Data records
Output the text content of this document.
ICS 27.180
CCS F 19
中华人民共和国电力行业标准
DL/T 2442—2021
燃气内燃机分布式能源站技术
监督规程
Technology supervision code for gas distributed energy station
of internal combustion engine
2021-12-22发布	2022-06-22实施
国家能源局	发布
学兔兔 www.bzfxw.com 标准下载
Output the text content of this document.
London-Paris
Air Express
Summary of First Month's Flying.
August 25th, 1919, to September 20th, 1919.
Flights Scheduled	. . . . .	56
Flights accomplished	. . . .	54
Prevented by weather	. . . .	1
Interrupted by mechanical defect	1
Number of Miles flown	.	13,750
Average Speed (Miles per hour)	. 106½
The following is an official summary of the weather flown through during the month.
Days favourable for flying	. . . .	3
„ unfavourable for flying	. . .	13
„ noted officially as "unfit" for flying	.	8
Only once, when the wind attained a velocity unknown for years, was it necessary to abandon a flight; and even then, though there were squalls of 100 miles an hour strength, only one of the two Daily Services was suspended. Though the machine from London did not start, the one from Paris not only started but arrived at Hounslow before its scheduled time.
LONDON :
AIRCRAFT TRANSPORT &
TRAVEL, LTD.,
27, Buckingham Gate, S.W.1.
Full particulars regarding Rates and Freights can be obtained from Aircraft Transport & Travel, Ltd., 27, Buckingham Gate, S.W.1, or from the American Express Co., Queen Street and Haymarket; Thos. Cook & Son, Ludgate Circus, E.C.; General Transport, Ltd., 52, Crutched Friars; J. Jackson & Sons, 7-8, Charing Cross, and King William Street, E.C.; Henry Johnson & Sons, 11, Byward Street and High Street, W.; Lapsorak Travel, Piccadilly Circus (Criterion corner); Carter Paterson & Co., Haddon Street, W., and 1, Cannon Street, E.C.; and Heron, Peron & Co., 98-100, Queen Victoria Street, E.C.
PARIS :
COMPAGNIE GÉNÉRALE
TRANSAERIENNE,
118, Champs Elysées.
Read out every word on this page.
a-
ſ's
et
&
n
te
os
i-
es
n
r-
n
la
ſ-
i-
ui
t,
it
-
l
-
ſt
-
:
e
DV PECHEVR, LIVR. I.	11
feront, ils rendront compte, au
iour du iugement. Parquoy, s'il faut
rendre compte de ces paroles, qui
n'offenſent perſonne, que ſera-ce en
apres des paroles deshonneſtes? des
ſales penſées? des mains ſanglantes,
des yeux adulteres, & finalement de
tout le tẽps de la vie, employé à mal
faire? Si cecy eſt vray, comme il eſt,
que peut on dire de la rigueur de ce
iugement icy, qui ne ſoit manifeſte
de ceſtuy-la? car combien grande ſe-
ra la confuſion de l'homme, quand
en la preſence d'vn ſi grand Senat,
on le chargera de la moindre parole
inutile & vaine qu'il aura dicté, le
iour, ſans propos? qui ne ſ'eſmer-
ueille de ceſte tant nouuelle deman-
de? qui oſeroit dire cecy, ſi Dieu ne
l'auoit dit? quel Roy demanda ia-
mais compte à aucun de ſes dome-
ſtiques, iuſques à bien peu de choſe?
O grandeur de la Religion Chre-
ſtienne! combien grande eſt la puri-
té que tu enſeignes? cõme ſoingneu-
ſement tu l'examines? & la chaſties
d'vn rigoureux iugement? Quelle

» WHAT YOU NEED TO DO
Set down the material above again, word for word.

» TASK ANSWER
Output the text content of this document.
ICS 27.180
CCS F 19
中华人民共和国电力行业标准
DL/T 2442—2021
燃气内燃机分布式能源站技术
监督规程
Technology supervision code for gas distributed energy station
of internal combustion engine
2021-12-22发布	2022-06-22实施
国家能源局	发布
学兔兔 www.bzfxw.com 标准下载
Output the text content of this document.
London-Paris
Air Express
Summary of First Month's Flying.
August 25th, 1919, to September 20th, 1919.
Flights Scheduled	. . . . .	56
Flights accomplished	. . . .	54
Prevented by weather	. . . .	1
Interrupted by mechanical defect	1
Number of Miles flown	.	13,750
Average Speed (Miles per hour)	. 106½
The following is an official summary of the weather flown through during the month.
Days favourable for flying	. . . .	3
„ unfavourable for flying	. . .	13
„ noted officially as "unfit" for flying	.	8
Only once, when the wind attained a velocity unknown for years, was it necessary to abandon a flight; and even then, though there were squalls of 100 miles an hour strength, only one of the two Daily Services was suspended. Though the machine from London did not start, the one from Paris not only started but arrived at Hounslow before its scheduled time.
LONDON :
AIRCRAFT TRANSPORT &
TRAVEL, LTD.,
27, Buckingham Gate, S.W.1.
Full particulars regarding Rates and Freights can be obtained from Aircraft Transport & Travel, Ltd., 27, Buckingham Gate, S.W.1, or from the American Express Co., Queen Street and Haymarket; Thos. Cook & Son, Ludgate Circus, E.C.; General Transport, Ltd., 52, Crutched Friars; J. Jackson & Sons, 7-8, Charing Cross, and King William Street, E.C.; Henry Johnson & Sons, 11, Byward Street and High Street, W.; Lapsorak Travel, Piccadilly Circus (Criterion corner); Carter Paterson & Co., Haddon Street, W., and 1, Cannon Street, E.C.; and Heron, Peron & Co., 98-100, Queen Victoria Street, E.C.
PARIS :
COMPAGNIE GÉNÉRALE
TRANSAERIENNE,
118, Champs Elysées.
Read out every word on this page.
a-
ſ's
et
&
n
te
os
i-
es
n
r-
n
la
ſ-
i-
ui
t,
it
-
l
-
ſt
-
:
e
DV PECHEVR, LIVR. I.	11
feront, ils rendront compte, au
iour du iugement. Parquoy, s'il faut
rendre compte de ces paroles, qui
n'offenſent perſonne, que ſera-ce en
apres des paroles deshonneſtes? des
ſales penſées? des mains ſanglantes,
des yeux adulteres, & finalement de
tout le tẽps de la vie, employé à mal
faire? Si cecy eſt vray, comme il eſt,
que peut on dire de la rigueur de ce
iugement icy, qui ne ſoit manifeſte
de ceſtuy-la? car combien grande ſe-
ra la confuſion de l'homme, quand
en la preſence d'vn ſi grand Senat,
on le chargera de la moindre parole
inutile & vaine qu'il aura dicté, le
iour, ſans propos? qui ne ſ'eſmer-
ueille de ceſte tant nouuelle deman-
de? qui oſeroit dire cecy, ſi Dieu ne
l'auoit dit? quel Roy demanda ia-
mais compte à aucun de ſes dome-
ſtiques, iuſques à bien peu de choſe?
O grandeur de la Religion Chre-
ſtienne! combien grande eſt la puri-
té que tu enſeignes? cõme ſoingneu-
ſement tu l'examines? & la chaſties
d'vn rigoureux iugement? Quelle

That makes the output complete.